**** SUPPLIED RECORDS
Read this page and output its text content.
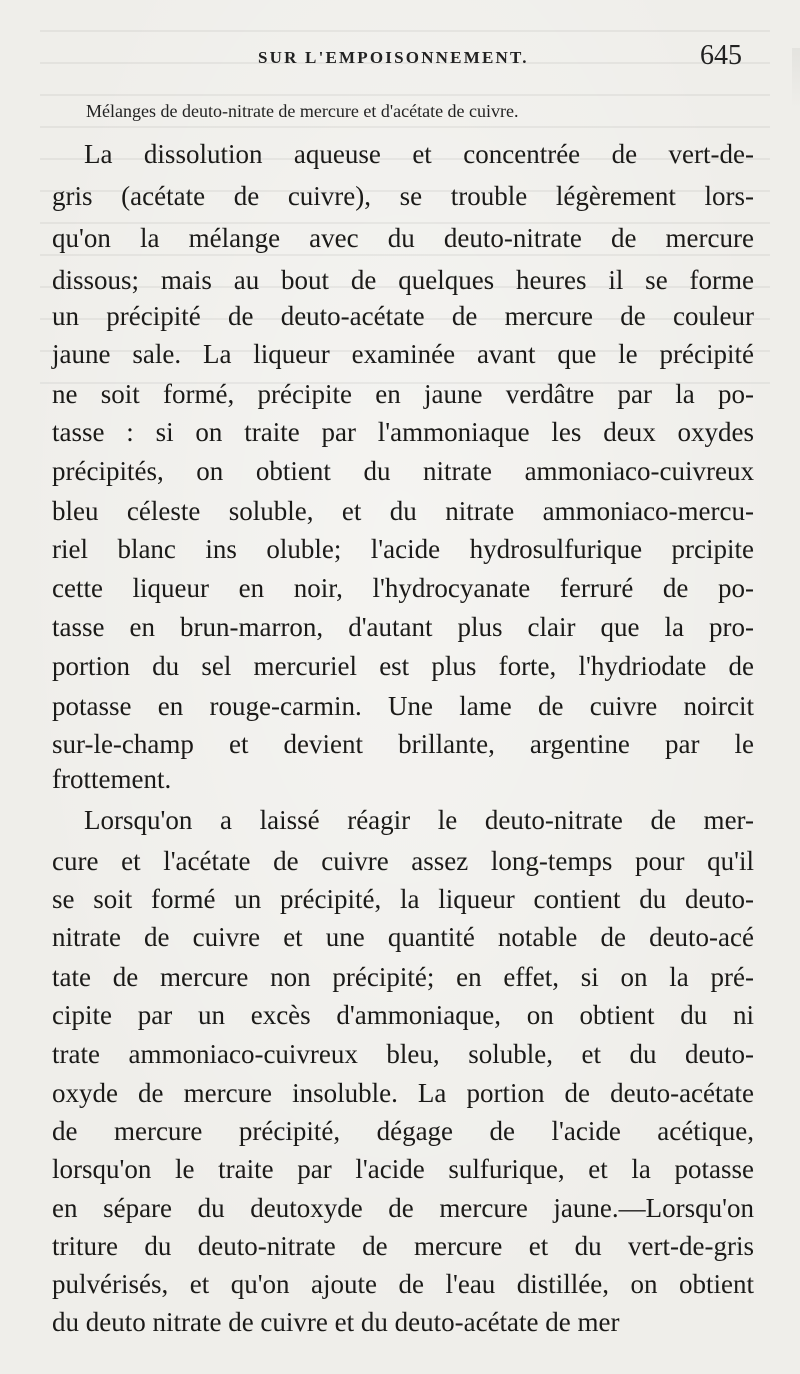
SUR L'EMPOISONNEMENT.	645
Mélanges de deuto-nitrate de mercure et d'acétate de cuivre.
La dissolution aqueuse et concentrée de vert-de-
gris (acétate de cuivre), se trouble légèrement lors-
qu'on la mélange avec du deuto-nitrate de mercure
dissous; mais au bout de quelques heures il se forme
un précipité de deuto-acétate de mercure de couleur
jaune sale. La liqueur examinée avant que le précipité
ne soit formé, précipite en jaune verdâtre par la po-
tasse : si on traite par l'ammoniaque les deux oxydes
précipités, on obtient du nitrate ammoniaco-cuivreux
bleu céleste soluble, et du nitrate ammoniaco-mercu-
riel blanc ins oluble; l'acide hydrosulfurique prcipite
cette liqueur en noir, l'hydrocyanate ferruré de po-
tasse en brun-marron, d'autant plus clair que la pro-
portion du sel mercuriel est plus forte, l'hydriodate de
potasse en rouge-carmin. Une lame de cuivre noircit
sur-le-champ et devient brillante, argentine par le
frottement.
Lorsqu'on a laissé réagir le deuto-nitrate de mer-
cure et l'acétate de cuivre assez long-temps pour qu'il
se soit formé un précipité, la liqueur contient du deuto-
nitrate de cuivre et une quantité notable de deuto-acé
tate de mercure non précipité; en effet, si on la pré-
cipite par un excès d'ammoniaque, on obtient du ni
trate ammoniaco-cuivreux bleu, soluble, et du deuto-
oxyde de mercure insoluble. La portion de deuto-acétate
de mercure précipité, dégage de l'acide acétique,
lorsqu'on le traite par l'acide sulfurique, et la potasse
en sépare du deutoxyde de mercure jaune.—Lorsqu'on
triture du deuto-nitrate de mercure et du vert-de-gris
pulvérisés, et qu'on ajoute de l'eau distillée, on obtient
du deuto nitrate de cuivre et du deuto-acétate de mer
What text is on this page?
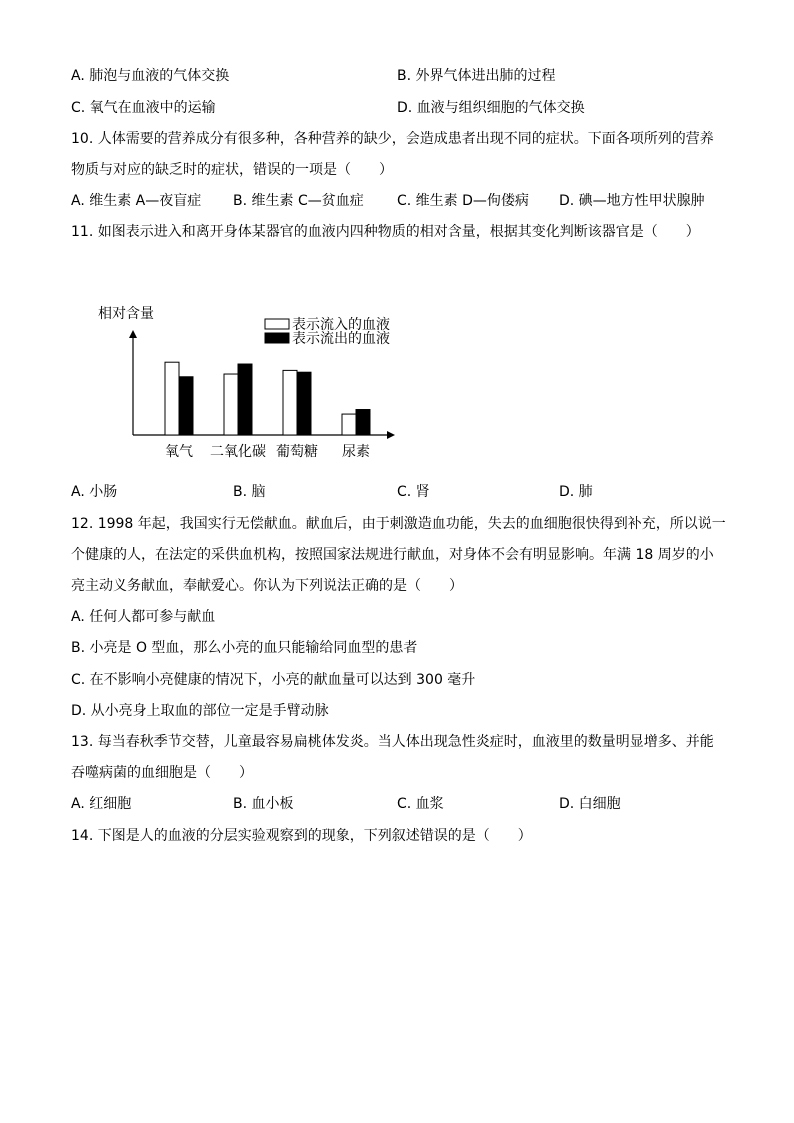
A. 肺泡与血液的气体交换	B. 外界气体进出肺的过程
C. 氧气在血液中的运输	D. 血液与组织细胞的气体交换
10. 人体需要的营养成分有很多种，各种营养的缺少，会造成患者出现不同的症状。下面各项所列的营养
物质与对应的缺乏时的症状，错误的一项是（　　）
A. 维生素 A—夜盲症 B. 维生素 C—贫血症 C. 维生素 D—佝偻病 D. 碘—地方性甲状腺肿
11. 如图表示进入和离开身体某器官的血液内四种物质的相对含量，根据其变化判断该器官是（　　）
相对含量
表示流入的血液
表示流出的血液
氧气 二氧化碳 葡萄糖 尿素
A. 小肠	B. 脑	C. 肾	D. 肺
12. 1998 年起，我国实行无偿献血。献血后，由于刺激造血功能，失去的血细胞很快得到补充，所以说一
个健康的人，在法定的采供血机构，按照国家法规进行献血，对身体不会有明显影响。年满 18 周岁的小
亮主动义务献血，奉献爱心。你认为下列说法正确的是（　　）
A. 任何人都可参与献血
B. 小亮是 O 型血，那么小亮的血只能输给同血型的患者
C. 在不影响小亮健康的情况下，小亮的献血量可以达到 300 毫升
D. 从小亮身上取血的部位一定是手臂动脉
13. 每当春秋季节交替，儿童最容易扁桃体发炎。当人体出现急性炎症时，血液里的数量明显增多、并能
吞噬病菌的血细胞是（　　）
A. 红细胞	B. 血小板	C. 血浆	D. 白细胞
14. 下图是人的血液的分层实验观察到的现象，下列叙述错误的是（　　）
********
Give again the lines from the line that contains "What text is on this page?" through the last line of the material above, exactly and with both ends included. Omit the pictures.

THE COMPLETED TASK:
What text is on this page?
A. 肺泡与血液的气体交换	B. 外界气体进出肺的过程
C. 氧气在血液中的运输	D. 血液与组织细胞的气体交换
10. 人体需要的营养成分有很多种，各种营养的缺少，会造成患者出现不同的症状。下面各项所列的营养
物质与对应的缺乏时的症状，错误的一项是（　　）
A. 维生素 A—夜盲症 B. 维生素 C—贫血症 C. 维生素 D—佝偻病 D. 碘—地方性甲状腺肿
11. 如图表示进入和离开身体某器官的血液内四种物质的相对含量，根据其变化判断该器官是（　　）
相对含量
表示流入的血液
表示流出的血液
氧气 二氧化碳 葡萄糖 尿素
A. 小肠	B. 脑	C. 肾	D. 肺
12. 1998 年起，我国实行无偿献血。献血后，由于刺激造血功能，失去的血细胞很快得到补充，所以说一
个健康的人，在法定的采供血机构，按照国家法规进行献血，对身体不会有明显影响。年满 18 周岁的小
亮主动义务献血，奉献爱心。你认为下列说法正确的是（　　）
A. 任何人都可参与献血
B. 小亮是 O 型血，那么小亮的血只能输给同血型的患者
C. 在不影响小亮健康的情况下，小亮的献血量可以达到 300 毫升
D. 从小亮身上取血的部位一定是手臂动脉
13. 每当春秋季节交替，儿童最容易扁桃体发炎。当人体出现急性炎症时，血液里的数量明显增多、并能
吞噬病菌的血细胞是（　　）
A. 红细胞	B. 血小板	C. 血浆	D. 白细胞
14. 下图是人的血液的分层实验观察到的现象，下列叙述错误的是（　　）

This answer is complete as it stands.